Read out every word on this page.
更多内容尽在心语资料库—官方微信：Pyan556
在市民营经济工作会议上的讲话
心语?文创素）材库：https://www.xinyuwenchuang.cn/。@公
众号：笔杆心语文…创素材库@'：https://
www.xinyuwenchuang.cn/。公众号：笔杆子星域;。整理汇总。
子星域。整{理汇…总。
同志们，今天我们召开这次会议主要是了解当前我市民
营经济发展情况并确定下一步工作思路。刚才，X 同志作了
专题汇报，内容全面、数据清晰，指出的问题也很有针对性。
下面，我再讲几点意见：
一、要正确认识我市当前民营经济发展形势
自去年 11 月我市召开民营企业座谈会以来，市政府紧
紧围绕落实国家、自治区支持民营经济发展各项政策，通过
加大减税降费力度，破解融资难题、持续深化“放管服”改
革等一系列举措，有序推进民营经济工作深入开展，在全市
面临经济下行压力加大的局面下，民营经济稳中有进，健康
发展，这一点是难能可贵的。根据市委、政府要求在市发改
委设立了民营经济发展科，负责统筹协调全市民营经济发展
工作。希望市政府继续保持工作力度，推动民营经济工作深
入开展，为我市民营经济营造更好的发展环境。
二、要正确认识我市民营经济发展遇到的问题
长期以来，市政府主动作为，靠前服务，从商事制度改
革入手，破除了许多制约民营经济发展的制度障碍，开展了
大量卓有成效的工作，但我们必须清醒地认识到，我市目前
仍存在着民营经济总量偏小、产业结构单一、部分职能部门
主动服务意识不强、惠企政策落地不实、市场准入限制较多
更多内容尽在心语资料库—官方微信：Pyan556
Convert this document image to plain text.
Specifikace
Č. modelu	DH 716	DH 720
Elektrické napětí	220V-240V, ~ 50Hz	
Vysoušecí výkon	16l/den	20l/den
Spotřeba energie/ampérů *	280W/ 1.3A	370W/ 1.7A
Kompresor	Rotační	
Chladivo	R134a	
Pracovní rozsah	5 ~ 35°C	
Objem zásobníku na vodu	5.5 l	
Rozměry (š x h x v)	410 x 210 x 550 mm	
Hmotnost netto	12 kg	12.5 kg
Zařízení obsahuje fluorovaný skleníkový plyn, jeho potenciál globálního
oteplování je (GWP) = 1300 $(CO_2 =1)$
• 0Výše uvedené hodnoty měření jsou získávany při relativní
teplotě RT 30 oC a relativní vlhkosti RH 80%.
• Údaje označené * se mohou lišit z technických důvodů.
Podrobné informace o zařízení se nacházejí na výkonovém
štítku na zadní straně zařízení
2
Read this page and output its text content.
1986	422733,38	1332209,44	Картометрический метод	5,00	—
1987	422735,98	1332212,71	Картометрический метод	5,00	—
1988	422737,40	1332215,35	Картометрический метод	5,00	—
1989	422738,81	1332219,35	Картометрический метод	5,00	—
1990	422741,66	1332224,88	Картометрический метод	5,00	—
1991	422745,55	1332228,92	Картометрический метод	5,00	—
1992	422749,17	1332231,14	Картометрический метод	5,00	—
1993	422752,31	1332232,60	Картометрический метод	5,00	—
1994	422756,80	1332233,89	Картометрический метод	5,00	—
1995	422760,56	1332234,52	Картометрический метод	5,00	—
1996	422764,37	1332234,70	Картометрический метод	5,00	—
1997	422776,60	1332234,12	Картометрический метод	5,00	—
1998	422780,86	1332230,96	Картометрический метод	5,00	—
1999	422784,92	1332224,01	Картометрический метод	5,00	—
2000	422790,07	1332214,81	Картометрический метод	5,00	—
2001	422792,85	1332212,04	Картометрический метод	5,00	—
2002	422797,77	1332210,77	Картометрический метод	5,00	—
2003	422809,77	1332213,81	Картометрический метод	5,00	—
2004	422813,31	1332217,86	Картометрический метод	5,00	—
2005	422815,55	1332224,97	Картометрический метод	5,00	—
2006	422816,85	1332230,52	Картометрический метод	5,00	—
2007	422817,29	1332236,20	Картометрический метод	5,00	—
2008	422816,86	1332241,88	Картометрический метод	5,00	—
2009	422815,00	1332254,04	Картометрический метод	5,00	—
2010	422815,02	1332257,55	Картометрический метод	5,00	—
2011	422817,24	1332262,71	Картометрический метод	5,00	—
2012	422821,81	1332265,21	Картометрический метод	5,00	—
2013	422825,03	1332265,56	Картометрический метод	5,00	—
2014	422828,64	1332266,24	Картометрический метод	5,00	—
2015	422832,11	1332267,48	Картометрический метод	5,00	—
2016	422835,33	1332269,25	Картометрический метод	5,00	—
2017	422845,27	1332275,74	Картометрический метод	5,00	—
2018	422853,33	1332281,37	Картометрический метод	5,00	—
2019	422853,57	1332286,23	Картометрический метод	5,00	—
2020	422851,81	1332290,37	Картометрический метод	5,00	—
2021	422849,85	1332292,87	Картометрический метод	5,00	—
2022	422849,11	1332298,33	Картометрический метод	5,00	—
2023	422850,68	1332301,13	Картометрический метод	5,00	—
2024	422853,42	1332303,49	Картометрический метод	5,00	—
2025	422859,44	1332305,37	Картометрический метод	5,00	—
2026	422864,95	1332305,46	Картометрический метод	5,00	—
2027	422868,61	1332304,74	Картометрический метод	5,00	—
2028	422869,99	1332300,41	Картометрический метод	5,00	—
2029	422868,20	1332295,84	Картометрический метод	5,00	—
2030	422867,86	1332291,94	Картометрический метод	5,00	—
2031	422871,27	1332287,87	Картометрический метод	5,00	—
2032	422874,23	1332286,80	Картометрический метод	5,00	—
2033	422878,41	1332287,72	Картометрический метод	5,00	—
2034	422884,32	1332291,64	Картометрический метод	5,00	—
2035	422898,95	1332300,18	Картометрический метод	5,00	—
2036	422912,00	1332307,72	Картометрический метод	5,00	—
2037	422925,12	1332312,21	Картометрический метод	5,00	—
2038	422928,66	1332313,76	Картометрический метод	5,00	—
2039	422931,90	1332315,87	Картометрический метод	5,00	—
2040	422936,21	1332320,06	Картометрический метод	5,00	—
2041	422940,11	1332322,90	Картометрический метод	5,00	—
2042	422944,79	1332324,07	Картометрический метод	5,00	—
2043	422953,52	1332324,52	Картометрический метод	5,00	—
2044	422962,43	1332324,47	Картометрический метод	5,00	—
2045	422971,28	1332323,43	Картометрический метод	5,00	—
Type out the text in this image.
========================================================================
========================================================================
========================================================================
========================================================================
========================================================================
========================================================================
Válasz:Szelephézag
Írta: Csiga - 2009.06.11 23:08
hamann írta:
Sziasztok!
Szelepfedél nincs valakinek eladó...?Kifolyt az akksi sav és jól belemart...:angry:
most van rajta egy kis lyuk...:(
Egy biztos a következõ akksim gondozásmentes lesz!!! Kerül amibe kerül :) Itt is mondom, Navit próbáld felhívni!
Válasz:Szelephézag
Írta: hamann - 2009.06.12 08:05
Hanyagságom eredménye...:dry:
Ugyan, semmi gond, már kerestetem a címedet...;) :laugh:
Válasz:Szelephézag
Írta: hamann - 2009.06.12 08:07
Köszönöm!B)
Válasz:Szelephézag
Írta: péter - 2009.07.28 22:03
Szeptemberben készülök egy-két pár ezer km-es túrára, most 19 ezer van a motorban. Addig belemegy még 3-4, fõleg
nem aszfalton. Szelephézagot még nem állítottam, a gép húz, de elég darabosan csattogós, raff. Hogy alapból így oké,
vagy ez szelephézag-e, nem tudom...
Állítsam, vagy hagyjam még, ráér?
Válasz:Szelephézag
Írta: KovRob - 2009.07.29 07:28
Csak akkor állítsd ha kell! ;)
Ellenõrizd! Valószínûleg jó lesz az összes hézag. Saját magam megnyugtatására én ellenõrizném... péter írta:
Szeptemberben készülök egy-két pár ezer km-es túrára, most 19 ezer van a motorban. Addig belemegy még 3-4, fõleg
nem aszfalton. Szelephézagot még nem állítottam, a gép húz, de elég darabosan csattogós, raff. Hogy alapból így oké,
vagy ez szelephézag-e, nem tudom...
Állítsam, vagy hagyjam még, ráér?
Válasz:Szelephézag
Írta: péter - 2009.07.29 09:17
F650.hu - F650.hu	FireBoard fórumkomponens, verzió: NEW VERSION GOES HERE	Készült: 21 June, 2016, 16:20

## WHAT IS NEEDED
Identify every line where the string "xinyuwenchuang" appears.

## RESULT FOR THIS TASK
心语?文创素）材库：https://www.xinyuwenchuang.cn/。@公
www.xinyuwenchuang.cn/。公众号：笔杆子星域;。整理汇总。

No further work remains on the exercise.